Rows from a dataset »
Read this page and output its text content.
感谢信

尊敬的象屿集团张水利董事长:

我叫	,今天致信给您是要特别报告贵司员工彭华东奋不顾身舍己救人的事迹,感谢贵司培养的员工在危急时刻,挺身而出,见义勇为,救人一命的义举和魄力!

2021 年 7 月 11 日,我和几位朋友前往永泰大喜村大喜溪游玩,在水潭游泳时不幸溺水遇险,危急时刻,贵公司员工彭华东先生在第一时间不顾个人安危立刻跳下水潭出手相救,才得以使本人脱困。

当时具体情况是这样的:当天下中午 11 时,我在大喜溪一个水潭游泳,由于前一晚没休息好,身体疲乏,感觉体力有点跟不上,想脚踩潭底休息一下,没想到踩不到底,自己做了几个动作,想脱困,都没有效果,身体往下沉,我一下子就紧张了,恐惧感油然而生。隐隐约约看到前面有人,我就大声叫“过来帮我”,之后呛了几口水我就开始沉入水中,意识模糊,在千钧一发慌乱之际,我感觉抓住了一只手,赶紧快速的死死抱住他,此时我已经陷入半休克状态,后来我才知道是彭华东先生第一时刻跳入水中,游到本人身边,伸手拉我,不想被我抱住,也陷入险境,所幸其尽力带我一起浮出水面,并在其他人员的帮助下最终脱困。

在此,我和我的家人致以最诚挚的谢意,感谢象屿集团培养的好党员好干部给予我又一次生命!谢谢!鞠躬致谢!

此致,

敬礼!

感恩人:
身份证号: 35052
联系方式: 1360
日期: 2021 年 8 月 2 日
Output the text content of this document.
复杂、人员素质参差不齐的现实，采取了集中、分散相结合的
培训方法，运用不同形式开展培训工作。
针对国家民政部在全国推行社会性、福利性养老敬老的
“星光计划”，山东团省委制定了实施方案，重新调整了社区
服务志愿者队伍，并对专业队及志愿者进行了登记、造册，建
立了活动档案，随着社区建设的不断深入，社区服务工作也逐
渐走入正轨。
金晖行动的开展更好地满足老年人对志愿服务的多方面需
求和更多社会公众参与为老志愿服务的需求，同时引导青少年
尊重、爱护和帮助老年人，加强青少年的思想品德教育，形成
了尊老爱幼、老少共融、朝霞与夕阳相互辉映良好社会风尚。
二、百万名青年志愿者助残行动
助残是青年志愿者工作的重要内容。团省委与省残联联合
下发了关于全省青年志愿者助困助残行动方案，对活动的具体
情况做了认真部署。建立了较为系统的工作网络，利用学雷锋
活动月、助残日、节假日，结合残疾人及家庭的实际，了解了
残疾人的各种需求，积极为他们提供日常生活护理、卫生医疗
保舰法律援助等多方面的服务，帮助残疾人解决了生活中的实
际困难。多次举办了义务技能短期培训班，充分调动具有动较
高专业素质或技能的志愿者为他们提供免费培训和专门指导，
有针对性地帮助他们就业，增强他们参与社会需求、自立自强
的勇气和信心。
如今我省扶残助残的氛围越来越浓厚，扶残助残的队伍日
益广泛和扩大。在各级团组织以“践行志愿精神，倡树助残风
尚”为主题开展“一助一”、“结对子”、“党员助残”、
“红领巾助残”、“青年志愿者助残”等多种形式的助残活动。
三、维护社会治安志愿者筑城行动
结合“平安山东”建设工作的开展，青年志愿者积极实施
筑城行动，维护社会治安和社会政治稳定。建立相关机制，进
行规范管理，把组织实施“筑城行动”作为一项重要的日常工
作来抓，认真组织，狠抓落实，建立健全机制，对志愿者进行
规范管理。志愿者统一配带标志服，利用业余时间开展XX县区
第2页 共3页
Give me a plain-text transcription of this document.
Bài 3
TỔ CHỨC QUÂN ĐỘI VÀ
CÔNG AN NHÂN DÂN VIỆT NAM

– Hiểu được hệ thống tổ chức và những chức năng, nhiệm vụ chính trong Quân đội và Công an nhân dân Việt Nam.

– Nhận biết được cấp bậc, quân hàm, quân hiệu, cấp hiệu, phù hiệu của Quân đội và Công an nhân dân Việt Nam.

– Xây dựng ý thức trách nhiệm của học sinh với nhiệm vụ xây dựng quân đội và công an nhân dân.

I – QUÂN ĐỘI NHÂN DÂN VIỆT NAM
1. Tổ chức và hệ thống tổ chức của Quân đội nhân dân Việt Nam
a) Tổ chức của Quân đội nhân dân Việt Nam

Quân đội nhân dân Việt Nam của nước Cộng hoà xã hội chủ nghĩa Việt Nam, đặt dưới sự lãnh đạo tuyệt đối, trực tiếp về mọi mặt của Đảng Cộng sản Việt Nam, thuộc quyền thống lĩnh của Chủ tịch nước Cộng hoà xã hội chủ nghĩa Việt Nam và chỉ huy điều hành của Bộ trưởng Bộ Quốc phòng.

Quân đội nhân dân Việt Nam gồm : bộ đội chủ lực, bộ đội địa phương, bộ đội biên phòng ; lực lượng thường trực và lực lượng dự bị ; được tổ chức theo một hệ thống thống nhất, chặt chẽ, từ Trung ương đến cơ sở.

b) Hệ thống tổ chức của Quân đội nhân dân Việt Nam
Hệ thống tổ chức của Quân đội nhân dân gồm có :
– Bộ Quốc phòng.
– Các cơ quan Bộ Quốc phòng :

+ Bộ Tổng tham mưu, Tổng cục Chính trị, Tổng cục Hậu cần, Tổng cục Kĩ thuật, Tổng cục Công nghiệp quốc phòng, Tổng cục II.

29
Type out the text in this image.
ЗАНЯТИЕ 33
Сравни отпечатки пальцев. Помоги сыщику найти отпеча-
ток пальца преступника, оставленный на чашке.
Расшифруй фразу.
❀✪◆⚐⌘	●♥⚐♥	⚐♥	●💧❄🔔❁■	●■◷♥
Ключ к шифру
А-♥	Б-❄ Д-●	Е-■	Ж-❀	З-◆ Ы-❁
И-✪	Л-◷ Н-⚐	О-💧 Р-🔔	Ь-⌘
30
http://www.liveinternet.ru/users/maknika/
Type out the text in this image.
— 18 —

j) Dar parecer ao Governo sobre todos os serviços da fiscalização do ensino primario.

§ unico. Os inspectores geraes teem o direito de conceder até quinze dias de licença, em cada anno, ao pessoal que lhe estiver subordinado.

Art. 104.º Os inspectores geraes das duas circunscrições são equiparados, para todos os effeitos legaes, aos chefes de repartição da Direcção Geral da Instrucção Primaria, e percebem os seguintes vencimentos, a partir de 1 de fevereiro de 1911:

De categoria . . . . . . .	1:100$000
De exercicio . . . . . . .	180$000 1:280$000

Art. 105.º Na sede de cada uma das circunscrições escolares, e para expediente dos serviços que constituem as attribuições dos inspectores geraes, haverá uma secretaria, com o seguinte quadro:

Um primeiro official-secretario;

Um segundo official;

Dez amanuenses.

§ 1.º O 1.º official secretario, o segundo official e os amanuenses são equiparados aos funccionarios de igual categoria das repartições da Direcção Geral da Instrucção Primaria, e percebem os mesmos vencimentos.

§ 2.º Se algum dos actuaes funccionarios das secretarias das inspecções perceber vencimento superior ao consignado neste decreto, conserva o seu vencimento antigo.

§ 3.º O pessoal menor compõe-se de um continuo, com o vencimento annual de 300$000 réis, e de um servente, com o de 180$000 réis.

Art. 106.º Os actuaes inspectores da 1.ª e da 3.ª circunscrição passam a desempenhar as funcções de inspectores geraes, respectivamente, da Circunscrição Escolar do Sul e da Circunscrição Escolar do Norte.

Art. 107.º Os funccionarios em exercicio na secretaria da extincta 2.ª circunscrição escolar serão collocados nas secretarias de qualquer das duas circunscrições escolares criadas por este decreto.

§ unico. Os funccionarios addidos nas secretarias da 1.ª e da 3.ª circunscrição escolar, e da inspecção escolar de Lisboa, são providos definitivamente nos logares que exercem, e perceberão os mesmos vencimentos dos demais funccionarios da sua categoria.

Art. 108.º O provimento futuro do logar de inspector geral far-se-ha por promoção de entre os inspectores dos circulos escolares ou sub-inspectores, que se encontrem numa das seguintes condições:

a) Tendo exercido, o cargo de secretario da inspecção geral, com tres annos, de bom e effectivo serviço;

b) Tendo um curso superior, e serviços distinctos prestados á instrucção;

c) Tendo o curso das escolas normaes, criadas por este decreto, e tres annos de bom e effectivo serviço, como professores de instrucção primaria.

SET PROBLEM » Return each line of the listing that holds the string "this".

FINAL RESULT »
Read this page and output its text content.
Output the text content of this document.
Give me a plain-text transcription of this document.
Type out the text in this image.
Type out the text in this image.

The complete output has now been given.